**TASKS TO PERFORM:**
[1] Rewrite the paragraph beginning "The Songline of the Seven Sisters" in the text on songlines below as a concise bulleted list that keeps its main facts.
[2] Extend the text on songlines below, starting after its final sentence, with one further paragraph in the same style.
>> start TEXT BLOCK
Sitting at the Knee of Wisdom

Above, an Aboriginal perspective of the heavens and earth as depicted on the WA Museum’s website for the Songlines Exhibition. Australian indigenous culture sees the heavens and earth as a whole where in the Dreamtime people created paths that cross…

Above, an Aboriginal perspective of the heavens and earth as depicted on the WA Museum’s website for the Songlines Exhibition. Australian indigenous culture sees the heavens and earth as a whole where in the Dreamtime people created paths that cross and map both.

 

The Songline of the Seven Sisters as related from the Aboriginal Dreamtime describes a line of footprints that can be followed. The story follows the sisters across the sky in the constellation of Pleiades. They are fleeing a man who is a shape shifter and is chasing them from a star in Orion’s belt. On their journey the sisters rest in places on the earth, leaving their footprints. The line of footprints crosses all Australia and several cultural groups. Places where the sisters came to earth to rest, gather food and dance are mapped by features in the landscape, for example where they danced is an expansive clay pan. Two caves in a cliffside are the eyes of the man chasing them. He is always watching them. The Aboriginal connection to country encompasses the heavens and earth. In the Songlines Exhibition it is described like this:

“A ‘Jukurrpa’ is one particular line, one pathway. When you follow that journey you’ll see where they [the sisters] left behind parts of their stories. You gotta follow their footprints. You can see parts of the story in the land.…. Like the epic poems of the great oral traditions, songlines are a way of holding and passing on knowledge. They contain protocols of behaviour and information for survival in an unpredictable and volatile environment - where water and food can be found, where there is potential risk, and how to act to minimise that risk. By embedding information in a story, and performing that story in dance and song, an entire continent has been mapped by and for its people.”
>> end TEXT BLOCK
>> start RAW RECORDS
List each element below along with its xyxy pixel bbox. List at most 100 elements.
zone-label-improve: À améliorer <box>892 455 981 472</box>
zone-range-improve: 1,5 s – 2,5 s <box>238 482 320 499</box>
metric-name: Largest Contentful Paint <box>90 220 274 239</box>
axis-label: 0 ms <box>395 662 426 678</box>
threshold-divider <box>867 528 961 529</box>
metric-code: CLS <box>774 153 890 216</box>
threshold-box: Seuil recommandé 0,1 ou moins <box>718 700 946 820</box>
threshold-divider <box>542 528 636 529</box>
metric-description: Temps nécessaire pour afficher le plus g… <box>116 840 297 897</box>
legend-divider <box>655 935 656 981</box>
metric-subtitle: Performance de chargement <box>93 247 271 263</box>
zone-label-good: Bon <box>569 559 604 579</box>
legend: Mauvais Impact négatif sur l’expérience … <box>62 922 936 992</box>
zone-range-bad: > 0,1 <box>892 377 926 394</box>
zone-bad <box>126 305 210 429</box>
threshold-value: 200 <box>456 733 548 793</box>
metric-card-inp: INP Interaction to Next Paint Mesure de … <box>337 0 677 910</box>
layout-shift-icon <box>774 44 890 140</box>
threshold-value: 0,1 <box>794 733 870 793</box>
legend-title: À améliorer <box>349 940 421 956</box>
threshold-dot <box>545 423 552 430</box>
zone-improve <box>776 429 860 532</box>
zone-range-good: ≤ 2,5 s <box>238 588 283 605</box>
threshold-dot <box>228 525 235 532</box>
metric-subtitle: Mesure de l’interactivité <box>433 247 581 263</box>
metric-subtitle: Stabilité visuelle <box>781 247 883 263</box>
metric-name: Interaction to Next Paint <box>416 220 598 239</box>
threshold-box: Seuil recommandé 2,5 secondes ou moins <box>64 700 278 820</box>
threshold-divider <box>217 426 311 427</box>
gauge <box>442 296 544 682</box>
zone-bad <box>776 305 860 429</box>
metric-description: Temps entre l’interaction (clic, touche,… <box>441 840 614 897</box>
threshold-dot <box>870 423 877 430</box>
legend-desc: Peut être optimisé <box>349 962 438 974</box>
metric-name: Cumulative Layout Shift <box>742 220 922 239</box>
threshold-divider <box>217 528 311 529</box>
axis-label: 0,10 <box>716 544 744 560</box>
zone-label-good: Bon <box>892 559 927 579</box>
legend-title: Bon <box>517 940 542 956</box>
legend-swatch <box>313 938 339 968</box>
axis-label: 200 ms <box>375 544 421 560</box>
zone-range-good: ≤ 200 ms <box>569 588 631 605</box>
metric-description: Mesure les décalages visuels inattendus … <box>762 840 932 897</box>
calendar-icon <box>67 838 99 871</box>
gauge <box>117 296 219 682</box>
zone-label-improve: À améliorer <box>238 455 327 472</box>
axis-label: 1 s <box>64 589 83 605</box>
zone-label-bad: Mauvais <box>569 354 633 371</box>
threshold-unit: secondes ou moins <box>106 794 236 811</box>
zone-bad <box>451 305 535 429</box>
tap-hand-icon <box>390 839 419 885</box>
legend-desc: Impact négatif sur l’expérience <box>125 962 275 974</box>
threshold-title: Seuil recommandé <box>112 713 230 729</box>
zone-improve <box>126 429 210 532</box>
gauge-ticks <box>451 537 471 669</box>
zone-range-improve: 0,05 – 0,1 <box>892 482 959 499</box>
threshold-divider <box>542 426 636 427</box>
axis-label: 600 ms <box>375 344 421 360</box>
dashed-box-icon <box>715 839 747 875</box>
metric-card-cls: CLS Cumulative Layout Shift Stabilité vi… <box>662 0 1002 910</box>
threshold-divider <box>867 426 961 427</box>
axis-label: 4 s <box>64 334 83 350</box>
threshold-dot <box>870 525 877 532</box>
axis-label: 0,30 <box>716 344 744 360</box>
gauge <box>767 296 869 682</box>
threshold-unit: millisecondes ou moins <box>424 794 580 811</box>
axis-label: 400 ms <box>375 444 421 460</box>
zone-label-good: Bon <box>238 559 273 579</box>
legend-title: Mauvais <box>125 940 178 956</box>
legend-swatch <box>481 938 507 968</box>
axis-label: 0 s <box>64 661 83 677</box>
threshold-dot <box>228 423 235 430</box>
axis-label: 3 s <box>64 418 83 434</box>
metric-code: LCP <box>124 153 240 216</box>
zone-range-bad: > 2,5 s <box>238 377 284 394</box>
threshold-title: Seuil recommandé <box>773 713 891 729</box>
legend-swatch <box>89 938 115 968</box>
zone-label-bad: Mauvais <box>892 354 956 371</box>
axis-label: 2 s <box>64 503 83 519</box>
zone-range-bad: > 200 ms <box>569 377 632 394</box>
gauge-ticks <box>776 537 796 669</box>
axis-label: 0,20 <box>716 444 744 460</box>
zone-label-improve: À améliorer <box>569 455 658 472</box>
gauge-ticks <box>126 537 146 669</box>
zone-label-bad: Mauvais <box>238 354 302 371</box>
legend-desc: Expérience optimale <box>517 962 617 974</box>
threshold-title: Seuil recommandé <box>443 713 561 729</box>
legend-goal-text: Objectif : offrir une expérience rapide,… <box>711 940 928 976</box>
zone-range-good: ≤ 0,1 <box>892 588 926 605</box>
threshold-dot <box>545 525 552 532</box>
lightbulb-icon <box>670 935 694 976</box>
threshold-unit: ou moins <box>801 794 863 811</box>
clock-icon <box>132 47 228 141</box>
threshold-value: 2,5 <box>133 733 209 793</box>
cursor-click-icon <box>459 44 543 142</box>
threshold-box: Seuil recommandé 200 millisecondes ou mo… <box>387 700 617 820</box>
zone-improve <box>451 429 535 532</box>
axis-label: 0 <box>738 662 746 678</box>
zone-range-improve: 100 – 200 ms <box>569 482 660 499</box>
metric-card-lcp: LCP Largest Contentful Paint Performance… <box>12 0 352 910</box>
>> end RAW RECORDS
**TASK-BY-TASK OUTPUTS:**
[1]
- The Aboriginal Dreamtime Songline of the Seven Sisters describes a line of footprints that can be followed.
- The sisters travel across the sky in the Pleiades constellation, fleeing a shape-shifting man who chases them from a star in Orion's belt.
- They rest at places on earth and leave footprints, and this line crosses all of Australia and several cultural groups.
- Landscape features mark where they rested, gathered food and danced. An expansive clay pan marks their dancing place.
- Two caves in a cliffside are the eyes of the man, who is always watching them.
- The Aboriginal connection to country encompasses both the heavens and the earth.

[2]
As I followed the ‘line of footprints’ through the exhibition I found myself making links with yoga. From the yoga perspective, in comparison to the Dreamtime, ours is a young philosophy. “Yoga recognises the cosmos is a vast structure of interlocking and nested wholes”. (Tamara Yoga teacher training manual). In yoga Svadyaya, self study, is not only the study of the self, but also the study of ancient wisdom. We do not have to reinvent the wheel, it already exists and is a foundation from which we can grow. Wisdom is not owned by any one culture or philosophy. For myself, sitting at the knee of Wisdom wherever it is found and the knowledge I gain becomes part of my lineage. In yoga we speak of lineages. I for example, follow the ISHTA lineage. I feel that my experience with the Seven Sisters Songline of the Dreamtime is part of my growth within my line to be shared further.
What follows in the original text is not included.